* BRIEF:
Your reply should be a single number: how many lines contain the string "destilada".

---- RECORDS SUPPLIED

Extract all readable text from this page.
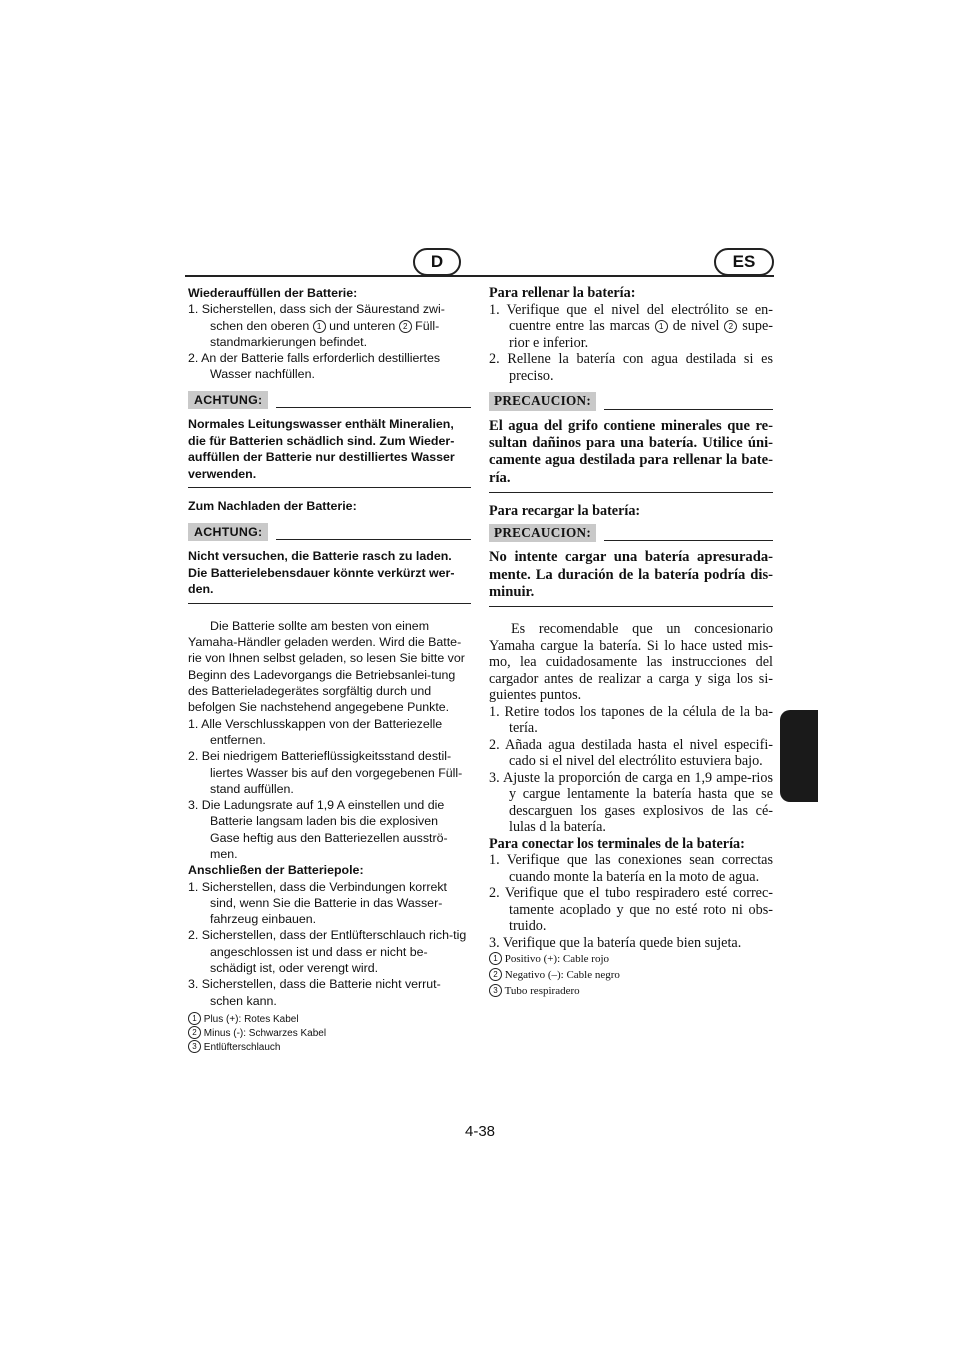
D	ES

Wiederauffüllen der Batterie:

1. Sicherstellen, dass sich der Säurestand zwi-schen den oberen 1 und unteren 2 Füll-standmarkierungen befindet.

2. An der Batterie falls erforderlich destilliertes Wasser nachfüllen.

ACHTUNG:

Normales Leitungswasser enthält Mineralien, die für Batterien schädlich sind. Zum Wieder-auffüllen der Batterie nur destilliertes Wasser verwenden.

Zum Nachladen der Batterie:

ACHTUNG:

Nicht versuchen, die Batterie rasch zu laden. Die Batterielebensdauer könnte verkürzt wer-den.

Die Batterie sollte am besten von einem Yamaha-Händler geladen werden. Wird die Batte-rie von Ihnen selbst geladen, so lesen Sie bitte vor Beginn des Ladevorgangs die Betriebsanlei-tung des Batterieladegerätes sorgfältig durch und befolgen Sie nachstehend angegebene Punkte.

1. Alle Verschlusskappen von der Batteriezelle entfernen.

2. Bei niedrigem Batterieflüssigkeitsstand destil-liertes Wasser bis auf den vorgegebenen Füll-stand auffüllen.

3. Die Ladungsrate auf 1,9 A einstellen und die Batterie langsam laden bis die explosiven Gase heftig aus den Batteriezellen ausströ-men.

Anschließen der Batteriepole:

1. Sicherstellen, dass die Verbindungen korrekt sind, wenn Sie die Batterie in das Wasser-fahrzeug einbauen.

2. Sicherstellen, dass der Entlüfterschlauch rich-tig angeschlossen ist und dass er nicht be-schädigt ist, oder verengt wird.

3. Sicherstellen, dass die Batterie nicht verrut-schen kann.

1 Plus (+): Rotes Kabel

2 Minus (-): Schwarzes Kabel

3 Entlüfterschlauch

Para rellenar la batería:

1. Verifique que el nivel del electrólito se en-cuentre entre las marcas 1 de nivel 2 supe-rior e inferior.

2. Rellene la batería con agua destilada si es preciso.

PRECAUCION:

El agua del grifo contiene minerales que re-sultan dañinos para una batería. Utilice úni-camente agua destilada para rellenar la bate-ría.

Para recargar la batería:

PRECAUCION:

No intente cargar una batería apresurada-mente. La duración de la batería podría dis-minuir.

Es recomendable que un concesionario Yamaha cargue la batería. Si lo hace usted mis-mo, lea cuidadosamente las instrucciones del cargador antes de realizar a carga y siga los si-guientes puntos.

1. Retire todos los tapones de la célula de la ba-tería.

2. Añada agua destilada hasta el nivel especifi-cado si el nivel del electrólito estuviera bajo.

3. Ajuste la proporción de carga en 1,9 ampe-rios y cargue lentamente la batería hasta que se descarguen los gases explosivos de las cé-lulas d la batería.

Para conectar los terminales de la batería:

1. Verifique que las conexiones sean correctas cuando monte la batería en la moto de agua.

2. Verifique que el tubo respiradero esté correc-tamente acoplado y que no esté roto ni obs-truido.

3. Verifique que la batería quede bien sujeta.

1 Positivo (+): Cable rojo

2 Negativo (–): Cable negro

3 Tubo respiradero

4-38
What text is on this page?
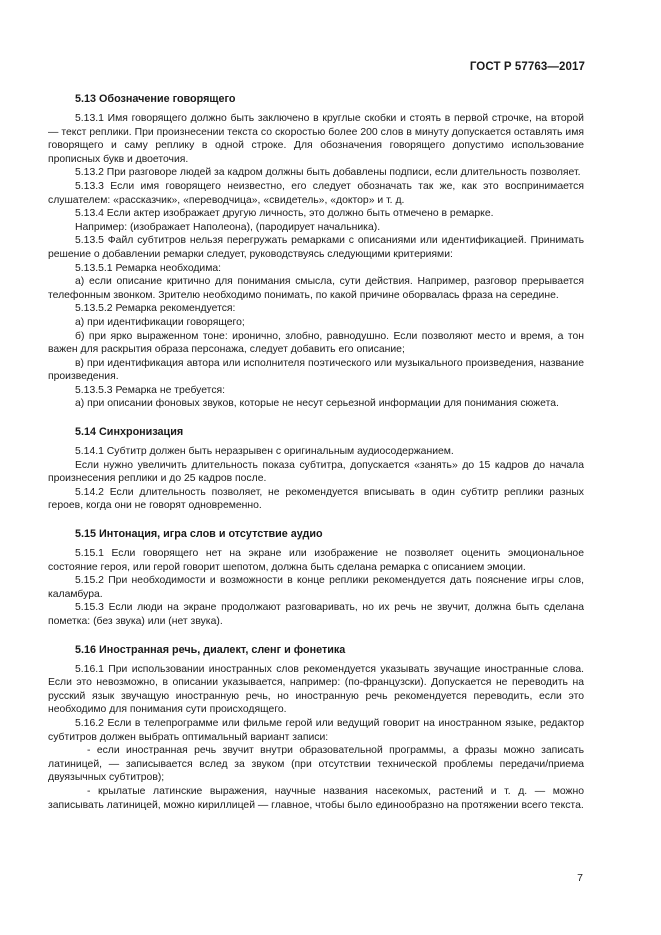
ГОСТ Р 57763—2017
5.13 Обозначение говорящего

5.13.1 Имя говорящего должно быть заключено в круглые скобки и стоять в первой строчке, на второй — текст реплики. При произнесении текста со скоростью более 200 слов в минуту допускается оставлять имя говорящего и саму реплику в одной строке. Для обозначения говорящего допустимо использование прописных букв и двоеточия.

5.13.2 При разговоре людей за кадром должны быть добавлены подписи, если длительность позволяет.

5.13.3 Если имя говорящего неизвестно, его следует обозначать так же, как это воспринимается слушателем: «рассказчик», «переводчица», «свидетель», «доктор» и т. д.

5.13.4 Если актер изображает другую личность, это должно быть отмечено в ремарке.

Например: (изображает Наполеона), (пародирует начальника).

5.13.5 Файл субтитров нельзя перегружать ремарками с описаниями или идентификацией. Принимать решение о добавлении ремарки следует, руководствуясь следующими критериями:

5.13.5.1 Ремарка необходима:

а) если описание критично для понимания смысла, сути действия. Например, разговор прерывается телефонным звонком. Зрителю необходимо понимать, по какой причине оборвалась фраза на середине.

5.13.5.2 Ремарка рекомендуется:

а) при идентификации говорящего;

б) при ярко выраженном тоне: иронично, злобно, равнодушно. Если позволяют место и время, а тон важен для раскрытия образа персонажа, следует добавить его описание;

в) при идентификация автора или исполнителя поэтического или музыкального произведения, название произведения.

5.13.5.3 Ремарка не требуется:

а) при описании фоновых звуков, которые не несут серьезной информации для понимания сюжета.

5.14 Синхронизация

5.14.1 Субтитр должен быть неразрывен с оригинальным аудиосодержанием.

Если нужно увеличить длительность показа субтитра, допускается «занять» до 15 кадров до начала произнесения реплики и до 25 кадров после.

5.14.2 Если длительность позволяет, не рекомендуется вписывать в один субтитр реплики разных героев, когда они не говорят одновременно.

5.15 Интонация, игра слов и отсутствие аудио

5.15.1 Если говорящего нет на экране или изображение не позволяет оценить эмоциональное состояние героя, или герой говорит шепотом, должна быть сделана ремарка с описанием эмоции.

5.15.2 При необходимости и возможности в конце реплики рекомендуется дать пояснение игры слов, каламбура.

5.15.3 Если люди на экране продолжают разговаривать, но их речь не звучит, должна быть сделана пометка: (без звука) или (нет звука).

5.16 Иностранная речь, диалект, сленг и фонетика

5.16.1 При использовании иностранных слов рекомендуется указывать звучащие иностранные слова. Если это невозможно, в описании указывается, например: (по-французски). Допускается не переводить на русский язык звучащую иностранную речь, но иностранную речь рекомендуется переводить, если это необходимо для понимания сути происходящего.

5.16.2 Если в телепрограмме или фильме герой или ведущий говорит на иностранном языке, редактор субтитров должен выбрать оптимальный вариант записи:

- если иностранная речь звучит внутри образовательной программы, а фразы можно записать латиницей, — записывается вслед за звуком (при отсутствии технической проблемы передачи/приема двуязычных субтитров);

- крылатые латинские выражения, научные названия насекомых, растений и т. д. — можно записывать латиницей, можно кириллицей — главное, чтобы было единообразно на протяжении всего текста.

7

--------

* TASK RESPONSE:
3